● Problem to work on
Please copy out everything from the beginning of the data below down to and including the line that contains "hierarchy-item-sceneviewer[interactable]: ░ SceneViewer", character for character.
══ Material ══
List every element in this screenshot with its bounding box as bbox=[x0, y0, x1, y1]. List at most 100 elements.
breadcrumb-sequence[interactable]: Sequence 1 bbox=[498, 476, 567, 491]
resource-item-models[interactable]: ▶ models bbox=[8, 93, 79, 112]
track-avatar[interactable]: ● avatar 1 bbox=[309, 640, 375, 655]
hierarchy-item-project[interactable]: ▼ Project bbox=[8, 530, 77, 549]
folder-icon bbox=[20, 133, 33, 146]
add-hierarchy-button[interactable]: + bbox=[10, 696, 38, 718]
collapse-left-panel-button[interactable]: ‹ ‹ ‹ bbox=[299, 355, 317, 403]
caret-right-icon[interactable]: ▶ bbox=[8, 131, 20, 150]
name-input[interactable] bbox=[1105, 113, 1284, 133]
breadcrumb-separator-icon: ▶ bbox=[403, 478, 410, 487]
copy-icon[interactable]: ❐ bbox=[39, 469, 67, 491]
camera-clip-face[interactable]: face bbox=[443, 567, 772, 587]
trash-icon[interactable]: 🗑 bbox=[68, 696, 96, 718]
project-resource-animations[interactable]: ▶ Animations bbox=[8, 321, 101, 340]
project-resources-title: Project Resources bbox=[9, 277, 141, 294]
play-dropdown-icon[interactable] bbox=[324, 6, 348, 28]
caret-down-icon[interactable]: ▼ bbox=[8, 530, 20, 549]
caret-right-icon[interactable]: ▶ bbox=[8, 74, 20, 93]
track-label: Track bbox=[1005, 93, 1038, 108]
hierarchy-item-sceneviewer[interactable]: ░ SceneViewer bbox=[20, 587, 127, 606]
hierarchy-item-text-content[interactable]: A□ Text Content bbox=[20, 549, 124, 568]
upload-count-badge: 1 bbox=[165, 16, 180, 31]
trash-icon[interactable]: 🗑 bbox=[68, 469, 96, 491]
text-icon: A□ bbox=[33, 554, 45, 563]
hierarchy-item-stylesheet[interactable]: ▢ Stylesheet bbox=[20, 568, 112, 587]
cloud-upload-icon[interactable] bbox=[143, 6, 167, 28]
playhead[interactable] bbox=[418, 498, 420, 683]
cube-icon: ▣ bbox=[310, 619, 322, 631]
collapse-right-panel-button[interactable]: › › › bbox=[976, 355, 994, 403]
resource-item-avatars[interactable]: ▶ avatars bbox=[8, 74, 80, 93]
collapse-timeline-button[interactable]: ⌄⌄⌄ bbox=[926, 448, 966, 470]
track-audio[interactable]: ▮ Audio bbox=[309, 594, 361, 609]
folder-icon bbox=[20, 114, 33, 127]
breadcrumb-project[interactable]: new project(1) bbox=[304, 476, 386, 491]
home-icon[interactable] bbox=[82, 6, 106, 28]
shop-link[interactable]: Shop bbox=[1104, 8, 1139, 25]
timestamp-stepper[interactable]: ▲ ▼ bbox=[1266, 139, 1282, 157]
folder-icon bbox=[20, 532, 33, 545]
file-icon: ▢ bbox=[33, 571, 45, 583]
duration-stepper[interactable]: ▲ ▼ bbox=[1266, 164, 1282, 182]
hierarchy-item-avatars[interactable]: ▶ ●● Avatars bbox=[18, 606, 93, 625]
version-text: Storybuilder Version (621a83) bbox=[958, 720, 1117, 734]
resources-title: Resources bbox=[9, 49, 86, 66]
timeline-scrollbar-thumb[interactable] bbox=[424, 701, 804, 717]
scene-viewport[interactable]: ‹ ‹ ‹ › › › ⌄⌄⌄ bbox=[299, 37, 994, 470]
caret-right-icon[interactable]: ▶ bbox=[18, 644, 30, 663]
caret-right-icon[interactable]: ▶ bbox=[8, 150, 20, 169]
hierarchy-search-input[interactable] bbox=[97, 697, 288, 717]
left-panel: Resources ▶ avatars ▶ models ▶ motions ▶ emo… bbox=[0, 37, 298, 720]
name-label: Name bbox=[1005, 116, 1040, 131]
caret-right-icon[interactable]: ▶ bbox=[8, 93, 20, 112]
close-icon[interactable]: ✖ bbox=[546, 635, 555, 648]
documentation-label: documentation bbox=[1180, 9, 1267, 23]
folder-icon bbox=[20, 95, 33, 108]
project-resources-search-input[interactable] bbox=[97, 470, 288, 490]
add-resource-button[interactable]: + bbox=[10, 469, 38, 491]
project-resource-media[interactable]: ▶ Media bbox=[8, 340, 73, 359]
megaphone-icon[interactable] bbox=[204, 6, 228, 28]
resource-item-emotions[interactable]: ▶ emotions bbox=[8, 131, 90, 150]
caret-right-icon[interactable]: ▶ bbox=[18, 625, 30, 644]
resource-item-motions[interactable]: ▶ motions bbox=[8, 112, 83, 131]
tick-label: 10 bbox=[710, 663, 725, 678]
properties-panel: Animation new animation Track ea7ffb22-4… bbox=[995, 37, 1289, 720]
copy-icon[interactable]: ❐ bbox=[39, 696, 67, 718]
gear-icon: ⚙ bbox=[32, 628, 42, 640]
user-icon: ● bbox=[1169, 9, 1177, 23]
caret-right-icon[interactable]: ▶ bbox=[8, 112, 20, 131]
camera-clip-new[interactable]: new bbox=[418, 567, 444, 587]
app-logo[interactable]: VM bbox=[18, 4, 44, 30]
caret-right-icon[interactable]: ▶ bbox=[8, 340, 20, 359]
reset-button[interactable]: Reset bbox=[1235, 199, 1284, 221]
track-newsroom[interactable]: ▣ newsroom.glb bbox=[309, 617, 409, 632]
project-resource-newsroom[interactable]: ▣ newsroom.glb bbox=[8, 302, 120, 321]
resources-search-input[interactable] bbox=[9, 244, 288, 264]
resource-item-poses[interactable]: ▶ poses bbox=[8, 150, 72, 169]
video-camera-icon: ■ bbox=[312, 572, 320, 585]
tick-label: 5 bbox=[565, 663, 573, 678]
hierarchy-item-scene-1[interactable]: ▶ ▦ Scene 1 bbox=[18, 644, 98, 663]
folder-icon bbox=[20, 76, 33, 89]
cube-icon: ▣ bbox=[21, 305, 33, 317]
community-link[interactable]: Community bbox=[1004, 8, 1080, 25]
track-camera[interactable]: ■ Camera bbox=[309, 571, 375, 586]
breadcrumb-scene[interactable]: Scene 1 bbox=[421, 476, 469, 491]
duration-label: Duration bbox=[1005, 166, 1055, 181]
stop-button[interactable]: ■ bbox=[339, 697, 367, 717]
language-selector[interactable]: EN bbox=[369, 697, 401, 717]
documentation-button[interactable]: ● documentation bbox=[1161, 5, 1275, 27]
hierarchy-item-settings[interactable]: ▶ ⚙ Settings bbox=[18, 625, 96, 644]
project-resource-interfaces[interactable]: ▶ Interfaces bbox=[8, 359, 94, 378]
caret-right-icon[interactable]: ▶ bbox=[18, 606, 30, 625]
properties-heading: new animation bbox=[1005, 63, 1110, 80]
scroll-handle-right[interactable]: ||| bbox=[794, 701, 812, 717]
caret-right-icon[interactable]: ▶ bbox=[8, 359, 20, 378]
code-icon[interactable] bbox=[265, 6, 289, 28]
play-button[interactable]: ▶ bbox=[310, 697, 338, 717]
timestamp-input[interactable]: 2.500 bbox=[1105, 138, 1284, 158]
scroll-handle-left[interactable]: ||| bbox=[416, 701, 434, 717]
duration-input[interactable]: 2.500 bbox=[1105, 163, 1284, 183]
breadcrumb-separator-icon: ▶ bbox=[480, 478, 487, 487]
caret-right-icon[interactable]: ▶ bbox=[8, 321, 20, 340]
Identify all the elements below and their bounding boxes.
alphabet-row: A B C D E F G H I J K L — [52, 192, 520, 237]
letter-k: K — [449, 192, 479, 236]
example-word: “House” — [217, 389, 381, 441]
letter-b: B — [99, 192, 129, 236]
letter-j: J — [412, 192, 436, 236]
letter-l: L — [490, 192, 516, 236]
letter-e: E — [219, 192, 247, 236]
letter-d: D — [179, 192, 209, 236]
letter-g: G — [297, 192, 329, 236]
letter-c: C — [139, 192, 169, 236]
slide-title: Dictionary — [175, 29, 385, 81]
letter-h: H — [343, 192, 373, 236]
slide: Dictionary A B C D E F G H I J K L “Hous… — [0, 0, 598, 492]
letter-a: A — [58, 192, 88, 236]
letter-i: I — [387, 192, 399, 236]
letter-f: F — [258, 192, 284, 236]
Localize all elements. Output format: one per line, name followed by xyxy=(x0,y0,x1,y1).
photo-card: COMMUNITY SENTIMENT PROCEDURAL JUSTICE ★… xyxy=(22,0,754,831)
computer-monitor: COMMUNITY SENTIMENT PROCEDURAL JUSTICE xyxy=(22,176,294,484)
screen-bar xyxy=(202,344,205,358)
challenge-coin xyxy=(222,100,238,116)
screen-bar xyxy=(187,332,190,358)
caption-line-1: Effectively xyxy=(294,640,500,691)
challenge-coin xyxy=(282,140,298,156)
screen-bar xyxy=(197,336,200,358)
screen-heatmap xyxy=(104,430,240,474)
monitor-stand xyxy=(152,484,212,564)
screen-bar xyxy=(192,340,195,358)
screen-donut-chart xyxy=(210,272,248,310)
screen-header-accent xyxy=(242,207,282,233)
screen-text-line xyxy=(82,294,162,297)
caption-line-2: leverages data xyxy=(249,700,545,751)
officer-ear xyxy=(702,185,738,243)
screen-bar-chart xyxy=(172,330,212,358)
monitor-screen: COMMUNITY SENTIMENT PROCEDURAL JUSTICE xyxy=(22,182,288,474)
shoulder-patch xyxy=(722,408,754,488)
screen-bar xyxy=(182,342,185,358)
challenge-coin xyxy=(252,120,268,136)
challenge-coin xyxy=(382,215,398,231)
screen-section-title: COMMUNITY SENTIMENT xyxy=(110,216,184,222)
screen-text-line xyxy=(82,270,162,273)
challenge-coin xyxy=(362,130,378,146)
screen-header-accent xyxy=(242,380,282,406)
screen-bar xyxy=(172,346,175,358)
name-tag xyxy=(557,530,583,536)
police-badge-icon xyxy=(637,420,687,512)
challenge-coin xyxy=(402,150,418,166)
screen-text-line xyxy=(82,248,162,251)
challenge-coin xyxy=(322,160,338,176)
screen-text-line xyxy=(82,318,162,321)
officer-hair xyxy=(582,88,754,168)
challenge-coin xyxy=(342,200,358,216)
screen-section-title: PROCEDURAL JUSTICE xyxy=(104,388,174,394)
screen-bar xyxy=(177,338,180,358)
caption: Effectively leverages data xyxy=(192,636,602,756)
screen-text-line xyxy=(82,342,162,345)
═══
● Exercise answer
List every element in this screenshot with its bounding box as bbox=[x0, y0, x1, y1]. List at most 100 elements.
breadcrumb-sequence[interactable]: Sequence 1 bbox=[498, 476, 567, 491]
resource-item-models[interactable]: ▶ models bbox=[8, 93, 79, 112]
track-avatar[interactable]: ● avatar 1 bbox=[309, 640, 375, 655]
hierarchy-item-project[interactable]: ▼ Project bbox=[8, 530, 77, 549]
folder-icon bbox=[20, 133, 33, 146]
add-hierarchy-button[interactable]: + bbox=[10, 696, 38, 718]
collapse-left-panel-button[interactable]: ‹ ‹ ‹ bbox=[299, 355, 317, 403]
caret-right-icon[interactable]: ▶ bbox=[8, 131, 20, 150]
name-input[interactable] bbox=[1105, 113, 1284, 133]
breadcrumb-separator-icon: ▶ bbox=[403, 478, 410, 487]
copy-icon[interactable]: ❐ bbox=[39, 469, 67, 491]
camera-clip-face[interactable]: face bbox=[443, 567, 772, 587]
trash-icon[interactable]: 🗑 bbox=[68, 696, 96, 718]
project-resource-animations[interactable]: ▶ Animations bbox=[8, 321, 101, 340]
project-resources-title: Project Resources bbox=[9, 277, 141, 294]
play-dropdown-icon[interactable] bbox=[324, 6, 348, 28]
caret-down-icon[interactable]: ▼ bbox=[8, 530, 20, 549]
caret-right-icon[interactable]: ▶ bbox=[8, 74, 20, 93]
track-label: Track bbox=[1005, 93, 1038, 108]
hierarchy-item-sceneviewer[interactable]: ░ SceneViewer bbox=[20, 587, 127, 606]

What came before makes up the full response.